[WORKING DATA]:
(begin)
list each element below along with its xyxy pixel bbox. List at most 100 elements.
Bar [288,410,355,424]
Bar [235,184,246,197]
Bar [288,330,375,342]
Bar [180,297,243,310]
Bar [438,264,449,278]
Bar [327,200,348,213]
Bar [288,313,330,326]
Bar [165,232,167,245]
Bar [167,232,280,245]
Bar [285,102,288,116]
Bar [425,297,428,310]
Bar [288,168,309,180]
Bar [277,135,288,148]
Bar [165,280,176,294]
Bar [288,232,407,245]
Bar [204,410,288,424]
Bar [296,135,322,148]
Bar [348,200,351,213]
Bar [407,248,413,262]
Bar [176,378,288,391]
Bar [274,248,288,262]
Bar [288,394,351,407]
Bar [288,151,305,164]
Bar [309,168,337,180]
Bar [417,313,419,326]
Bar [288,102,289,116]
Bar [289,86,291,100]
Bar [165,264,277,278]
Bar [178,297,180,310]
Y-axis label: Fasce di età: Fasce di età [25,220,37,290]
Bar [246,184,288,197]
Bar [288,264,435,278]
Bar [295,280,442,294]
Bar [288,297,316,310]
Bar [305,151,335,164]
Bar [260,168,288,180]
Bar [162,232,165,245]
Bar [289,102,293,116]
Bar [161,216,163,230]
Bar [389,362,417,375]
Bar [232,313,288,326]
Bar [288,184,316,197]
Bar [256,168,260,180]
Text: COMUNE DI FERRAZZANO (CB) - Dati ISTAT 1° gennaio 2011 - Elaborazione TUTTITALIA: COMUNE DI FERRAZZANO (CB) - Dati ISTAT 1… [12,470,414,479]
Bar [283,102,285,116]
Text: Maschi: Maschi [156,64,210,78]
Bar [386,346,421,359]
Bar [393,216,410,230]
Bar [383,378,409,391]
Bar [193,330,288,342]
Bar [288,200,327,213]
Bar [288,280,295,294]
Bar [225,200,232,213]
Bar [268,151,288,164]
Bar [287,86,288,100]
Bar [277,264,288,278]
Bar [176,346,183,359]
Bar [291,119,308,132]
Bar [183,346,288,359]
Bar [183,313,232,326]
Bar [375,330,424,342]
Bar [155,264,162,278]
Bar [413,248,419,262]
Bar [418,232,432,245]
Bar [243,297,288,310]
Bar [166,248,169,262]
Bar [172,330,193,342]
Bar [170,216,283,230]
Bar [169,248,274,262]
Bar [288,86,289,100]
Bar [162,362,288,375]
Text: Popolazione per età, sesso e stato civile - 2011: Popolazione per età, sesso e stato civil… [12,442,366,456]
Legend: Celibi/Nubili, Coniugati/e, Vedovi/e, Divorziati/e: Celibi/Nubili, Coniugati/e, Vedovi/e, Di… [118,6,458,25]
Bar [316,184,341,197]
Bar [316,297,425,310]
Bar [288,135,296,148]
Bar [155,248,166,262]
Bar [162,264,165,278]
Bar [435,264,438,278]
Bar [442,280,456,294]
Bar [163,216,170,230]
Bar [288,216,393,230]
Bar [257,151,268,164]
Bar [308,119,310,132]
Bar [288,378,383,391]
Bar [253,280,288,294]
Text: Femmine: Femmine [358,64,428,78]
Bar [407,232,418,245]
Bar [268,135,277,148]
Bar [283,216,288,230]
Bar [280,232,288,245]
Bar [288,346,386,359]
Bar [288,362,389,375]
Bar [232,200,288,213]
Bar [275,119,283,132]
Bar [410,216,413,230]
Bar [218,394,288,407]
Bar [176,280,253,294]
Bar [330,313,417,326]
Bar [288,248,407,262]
(end)
[OBJECTIVE]:
Rewrite the entire listing above, swapping each occurrence of "Maschi" for "Males" and keeping every other character as it is.

[FULL SOLUTION]:
list each element below along with its xyxy pixel bbox. List at most 100 elements.
Bar [288,410,355,424]
Bar [235,184,246,197]
Bar [288,330,375,342]
Bar [180,297,243,310]
Bar [438,264,449,278]
Bar [327,200,348,213]
Bar [288,313,330,326]
Bar [165,232,167,245]
Bar [167,232,280,245]
Bar [285,102,288,116]
Bar [425,297,428,310]
Bar [288,168,309,180]
Bar [277,135,288,148]
Bar [165,280,176,294]
Bar [288,232,407,245]
Bar [204,410,288,424]
Bar [296,135,322,148]
Bar [348,200,351,213]
Bar [407,248,413,262]
Bar [176,378,288,391]
Bar [274,248,288,262]
Bar [288,394,351,407]
Bar [288,151,305,164]
Bar [309,168,337,180]
Bar [417,313,419,326]
Bar [288,102,289,116]
Bar [289,86,291,100]
Bar [165,264,277,278]
Bar [178,297,180,310]
Y-axis label: Fasce di età: Fasce di età [25,220,37,290]
Bar [246,184,288,197]
Bar [288,264,435,278]
Bar [295,280,442,294]
Bar [288,297,316,310]
Bar [305,151,335,164]
Bar [260,168,288,180]
Bar [162,232,165,245]
Bar [289,102,293,116]
Bar [161,216,163,230]
Bar [389,362,417,375]
Bar [232,313,288,326]
Bar [288,184,316,197]
Bar [256,168,260,180]
Text: COMUNE DI FERRAZZANO (CB) - Dati ISTAT 1° gennaio 2011 - Elaborazione TUTTITALIA: COMUNE DI FERRAZZANO (CB) - Dati ISTAT 1… [12,470,414,479]
Bar [283,102,285,116]
Text: Males: Males [156,64,210,78]
Bar [386,346,421,359]
Bar [393,216,410,230]
Bar [383,378,409,391]
Bar [193,330,288,342]
Bar [288,200,327,213]
Bar [288,280,295,294]
Bar [225,200,232,213]
Bar [268,151,288,164]
Bar [287,86,288,100]
Bar [277,264,288,278]
Bar [176,346,183,359]
Bar [291,119,308,132]
Bar [183,346,288,359]
Bar [183,313,232,326]
Bar [375,330,424,342]
Bar [155,264,162,278]
Bar [413,248,419,262]
Bar [418,232,432,245]
Bar [243,297,288,310]
Bar [166,248,169,262]
Bar [172,330,193,342]
Bar [170,216,283,230]
Bar [169,248,274,262]
Bar [288,86,289,100]
Bar [162,362,288,375]
Text: Popolazione per età, sesso e stato civile - 2011: Popolazione per età, sesso e stato civil… [12,442,366,456]
Legend: Celibi/Nubili, Coniugati/e, Vedovi/e, Divorziati/e: Celibi/Nubili, Coniugati/e, Vedovi/e, Di… [118,6,458,25]
Bar [316,184,341,197]
Bar [316,297,425,310]
Bar [288,135,296,148]
Bar [155,248,166,262]
Bar [162,264,165,278]
Bar [435,264,438,278]
Bar [442,280,456,294]
Bar [163,216,170,230]
Bar [288,216,393,230]
Bar [257,151,268,164]
Bar [308,119,310,132]
Bar [288,378,383,391]
Bar [253,280,288,294]
Text: Femmine: Femmine [358,64,428,78]
Bar [407,232,418,245]
Bar [268,135,277,148]
Bar [283,216,288,230]
Bar [280,232,288,245]
Bar [288,346,386,359]
Bar [288,362,389,375]
Bar [232,200,288,213]
Bar [275,119,283,132]
Bar [410,216,413,230]
Bar [218,394,288,407]
Bar [176,280,253,294]
Bar [330,313,417,326]
Bar [288,248,407,262]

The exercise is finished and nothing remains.